Work to be completed
Collect every line of the material below that contains the word "homme", copying each line in full. Only matches with the same capitalization count.

━━━━━━━━

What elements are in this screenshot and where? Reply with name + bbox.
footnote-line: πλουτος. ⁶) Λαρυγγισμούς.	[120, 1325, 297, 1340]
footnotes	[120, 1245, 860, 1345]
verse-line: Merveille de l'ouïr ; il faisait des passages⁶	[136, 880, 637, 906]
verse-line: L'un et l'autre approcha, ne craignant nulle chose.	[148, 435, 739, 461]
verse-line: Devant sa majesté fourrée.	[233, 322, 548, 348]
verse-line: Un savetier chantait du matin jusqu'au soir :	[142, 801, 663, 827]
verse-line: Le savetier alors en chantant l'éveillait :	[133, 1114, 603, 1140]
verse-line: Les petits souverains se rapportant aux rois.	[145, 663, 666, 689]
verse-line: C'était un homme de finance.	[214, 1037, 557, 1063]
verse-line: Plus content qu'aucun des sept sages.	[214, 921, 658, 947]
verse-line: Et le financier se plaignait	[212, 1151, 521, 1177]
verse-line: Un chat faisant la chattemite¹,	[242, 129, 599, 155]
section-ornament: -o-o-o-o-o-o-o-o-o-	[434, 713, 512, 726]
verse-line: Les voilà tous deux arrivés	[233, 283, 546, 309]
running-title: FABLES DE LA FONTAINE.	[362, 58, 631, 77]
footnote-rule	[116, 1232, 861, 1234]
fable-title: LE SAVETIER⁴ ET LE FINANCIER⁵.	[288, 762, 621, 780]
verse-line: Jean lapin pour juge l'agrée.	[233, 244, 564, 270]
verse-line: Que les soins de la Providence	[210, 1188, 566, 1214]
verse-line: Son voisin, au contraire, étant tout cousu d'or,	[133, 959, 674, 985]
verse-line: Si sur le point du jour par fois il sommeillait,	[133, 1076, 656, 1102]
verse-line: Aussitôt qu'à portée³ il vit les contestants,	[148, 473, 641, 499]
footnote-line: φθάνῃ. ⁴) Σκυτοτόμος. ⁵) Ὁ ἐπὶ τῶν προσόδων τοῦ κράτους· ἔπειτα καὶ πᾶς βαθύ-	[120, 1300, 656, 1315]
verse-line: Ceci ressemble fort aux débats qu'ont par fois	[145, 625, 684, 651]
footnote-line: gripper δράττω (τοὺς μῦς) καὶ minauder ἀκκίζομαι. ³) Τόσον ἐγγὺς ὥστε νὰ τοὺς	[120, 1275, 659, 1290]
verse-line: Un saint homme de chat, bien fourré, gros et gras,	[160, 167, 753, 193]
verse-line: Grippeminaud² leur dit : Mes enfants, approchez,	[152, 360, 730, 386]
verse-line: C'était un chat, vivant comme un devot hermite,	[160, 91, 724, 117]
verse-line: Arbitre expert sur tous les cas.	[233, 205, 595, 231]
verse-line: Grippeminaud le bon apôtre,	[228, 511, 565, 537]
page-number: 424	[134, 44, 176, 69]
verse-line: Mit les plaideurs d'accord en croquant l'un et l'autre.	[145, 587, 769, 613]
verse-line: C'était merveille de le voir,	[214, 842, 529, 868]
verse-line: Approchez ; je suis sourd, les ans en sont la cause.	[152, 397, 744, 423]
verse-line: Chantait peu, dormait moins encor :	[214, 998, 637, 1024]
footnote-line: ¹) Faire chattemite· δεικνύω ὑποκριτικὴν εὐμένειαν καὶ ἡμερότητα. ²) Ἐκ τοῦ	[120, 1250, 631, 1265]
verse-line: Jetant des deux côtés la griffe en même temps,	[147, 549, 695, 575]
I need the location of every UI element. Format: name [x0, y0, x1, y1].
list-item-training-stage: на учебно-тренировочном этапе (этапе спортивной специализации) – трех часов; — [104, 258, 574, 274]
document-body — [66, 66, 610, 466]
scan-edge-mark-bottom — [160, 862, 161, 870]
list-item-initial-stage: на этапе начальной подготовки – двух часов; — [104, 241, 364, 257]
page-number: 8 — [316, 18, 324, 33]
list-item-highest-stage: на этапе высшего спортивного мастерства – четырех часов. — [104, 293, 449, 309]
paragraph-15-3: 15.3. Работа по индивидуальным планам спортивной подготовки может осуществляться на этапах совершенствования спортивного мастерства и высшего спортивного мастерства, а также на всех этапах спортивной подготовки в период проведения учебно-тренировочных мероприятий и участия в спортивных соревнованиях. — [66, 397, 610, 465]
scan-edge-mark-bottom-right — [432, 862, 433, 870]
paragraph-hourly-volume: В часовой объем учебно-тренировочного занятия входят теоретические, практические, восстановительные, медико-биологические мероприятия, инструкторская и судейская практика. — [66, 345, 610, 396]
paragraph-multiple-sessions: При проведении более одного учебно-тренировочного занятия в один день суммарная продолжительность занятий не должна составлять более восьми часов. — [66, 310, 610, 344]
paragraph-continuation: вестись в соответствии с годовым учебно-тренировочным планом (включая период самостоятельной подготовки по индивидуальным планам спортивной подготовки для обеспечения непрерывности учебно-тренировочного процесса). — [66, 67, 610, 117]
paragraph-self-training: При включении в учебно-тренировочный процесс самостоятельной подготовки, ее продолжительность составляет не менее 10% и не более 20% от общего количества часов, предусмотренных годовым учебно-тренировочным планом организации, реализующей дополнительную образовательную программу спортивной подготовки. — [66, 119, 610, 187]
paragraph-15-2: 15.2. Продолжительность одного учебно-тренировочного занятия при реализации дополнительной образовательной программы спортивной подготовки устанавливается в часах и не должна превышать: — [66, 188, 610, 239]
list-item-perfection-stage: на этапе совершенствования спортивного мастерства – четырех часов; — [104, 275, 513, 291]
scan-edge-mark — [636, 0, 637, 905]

━━━━━━━━

Answer in full
verse-line: C'était un homme de finance.	[214, 1037, 557, 1063]
verse-line: Un saint homme de chat, bien fourré, gros et gras,	[160, 167, 753, 193]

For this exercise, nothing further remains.